What is required - Where does the string "JSON" appear? Copy every line of the entries below that holds it.

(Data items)
________________

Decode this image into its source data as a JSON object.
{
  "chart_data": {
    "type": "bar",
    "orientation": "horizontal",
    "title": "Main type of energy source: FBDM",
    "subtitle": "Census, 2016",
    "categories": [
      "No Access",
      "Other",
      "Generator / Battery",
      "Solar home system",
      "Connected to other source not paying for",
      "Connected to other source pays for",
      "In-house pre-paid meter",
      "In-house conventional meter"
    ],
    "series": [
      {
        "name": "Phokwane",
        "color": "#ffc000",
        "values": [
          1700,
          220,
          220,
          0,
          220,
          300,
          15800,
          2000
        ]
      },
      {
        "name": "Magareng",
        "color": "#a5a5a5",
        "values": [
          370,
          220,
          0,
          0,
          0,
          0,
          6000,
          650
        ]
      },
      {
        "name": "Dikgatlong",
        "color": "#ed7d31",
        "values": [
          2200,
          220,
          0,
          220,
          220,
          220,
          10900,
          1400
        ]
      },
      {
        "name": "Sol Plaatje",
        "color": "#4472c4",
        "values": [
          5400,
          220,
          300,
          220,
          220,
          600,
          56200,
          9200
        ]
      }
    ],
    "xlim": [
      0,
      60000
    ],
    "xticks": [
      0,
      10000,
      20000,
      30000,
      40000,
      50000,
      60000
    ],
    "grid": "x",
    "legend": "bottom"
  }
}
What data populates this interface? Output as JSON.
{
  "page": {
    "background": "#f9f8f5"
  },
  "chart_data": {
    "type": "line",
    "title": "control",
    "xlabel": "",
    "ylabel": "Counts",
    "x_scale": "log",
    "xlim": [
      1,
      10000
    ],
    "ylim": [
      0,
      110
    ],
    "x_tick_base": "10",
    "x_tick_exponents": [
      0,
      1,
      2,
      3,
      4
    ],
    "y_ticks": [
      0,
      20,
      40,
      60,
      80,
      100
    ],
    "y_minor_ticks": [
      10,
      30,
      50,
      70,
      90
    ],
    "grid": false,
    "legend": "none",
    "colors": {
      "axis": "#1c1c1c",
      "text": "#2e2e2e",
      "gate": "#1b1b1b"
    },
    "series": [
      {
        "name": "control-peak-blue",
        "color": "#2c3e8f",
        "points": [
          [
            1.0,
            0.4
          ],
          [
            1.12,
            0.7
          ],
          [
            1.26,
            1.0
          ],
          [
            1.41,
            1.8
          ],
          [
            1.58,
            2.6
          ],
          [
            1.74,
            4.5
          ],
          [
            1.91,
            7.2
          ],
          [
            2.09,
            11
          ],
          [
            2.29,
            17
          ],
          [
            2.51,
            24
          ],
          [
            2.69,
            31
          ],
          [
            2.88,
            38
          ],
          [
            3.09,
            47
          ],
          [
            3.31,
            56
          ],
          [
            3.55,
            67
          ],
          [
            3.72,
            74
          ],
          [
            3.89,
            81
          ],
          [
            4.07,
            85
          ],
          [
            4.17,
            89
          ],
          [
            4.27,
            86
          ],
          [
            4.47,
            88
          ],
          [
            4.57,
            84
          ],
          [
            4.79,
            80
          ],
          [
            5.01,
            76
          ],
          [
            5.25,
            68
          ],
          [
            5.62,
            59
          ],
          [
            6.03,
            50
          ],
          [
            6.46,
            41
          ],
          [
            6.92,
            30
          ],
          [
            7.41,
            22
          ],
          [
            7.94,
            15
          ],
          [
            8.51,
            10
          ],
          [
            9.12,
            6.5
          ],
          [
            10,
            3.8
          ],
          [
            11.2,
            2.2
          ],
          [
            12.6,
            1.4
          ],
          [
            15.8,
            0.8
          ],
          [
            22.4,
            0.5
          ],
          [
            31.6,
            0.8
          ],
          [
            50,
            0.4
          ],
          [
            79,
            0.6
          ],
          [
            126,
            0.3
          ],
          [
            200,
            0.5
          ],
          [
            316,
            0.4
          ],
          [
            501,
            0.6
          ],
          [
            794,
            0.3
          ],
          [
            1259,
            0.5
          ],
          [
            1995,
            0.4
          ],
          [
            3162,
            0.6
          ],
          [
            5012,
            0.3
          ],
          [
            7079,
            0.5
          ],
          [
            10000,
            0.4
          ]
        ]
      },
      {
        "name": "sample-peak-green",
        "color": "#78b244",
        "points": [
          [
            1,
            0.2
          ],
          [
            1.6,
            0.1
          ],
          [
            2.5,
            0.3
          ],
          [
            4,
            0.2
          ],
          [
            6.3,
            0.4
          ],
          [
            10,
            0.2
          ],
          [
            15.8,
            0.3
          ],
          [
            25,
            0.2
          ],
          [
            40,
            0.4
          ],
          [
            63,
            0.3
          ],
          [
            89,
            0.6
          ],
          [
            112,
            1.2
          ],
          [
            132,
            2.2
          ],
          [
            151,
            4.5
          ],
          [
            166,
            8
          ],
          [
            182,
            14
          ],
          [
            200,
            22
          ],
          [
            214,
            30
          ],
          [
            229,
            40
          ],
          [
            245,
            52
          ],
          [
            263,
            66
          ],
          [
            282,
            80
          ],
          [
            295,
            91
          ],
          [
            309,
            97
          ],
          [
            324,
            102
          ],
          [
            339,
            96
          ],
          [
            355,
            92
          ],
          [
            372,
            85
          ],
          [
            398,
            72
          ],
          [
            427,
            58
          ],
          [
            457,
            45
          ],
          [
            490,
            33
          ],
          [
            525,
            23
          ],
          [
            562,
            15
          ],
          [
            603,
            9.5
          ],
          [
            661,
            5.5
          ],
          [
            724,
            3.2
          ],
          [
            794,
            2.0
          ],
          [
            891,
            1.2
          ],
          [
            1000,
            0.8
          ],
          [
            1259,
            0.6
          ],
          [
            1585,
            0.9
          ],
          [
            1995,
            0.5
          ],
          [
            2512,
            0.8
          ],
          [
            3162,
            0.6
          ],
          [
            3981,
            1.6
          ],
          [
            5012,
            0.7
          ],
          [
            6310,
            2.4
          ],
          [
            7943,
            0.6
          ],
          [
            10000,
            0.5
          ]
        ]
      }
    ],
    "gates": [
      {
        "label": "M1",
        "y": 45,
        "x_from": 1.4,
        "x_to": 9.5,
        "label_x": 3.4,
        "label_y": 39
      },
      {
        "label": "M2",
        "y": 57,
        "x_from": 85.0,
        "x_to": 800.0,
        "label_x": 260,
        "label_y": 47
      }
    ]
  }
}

________________

Problem solution -
Decode this image into its source data as a JSON object.
What data populates this interface? Output as JSON.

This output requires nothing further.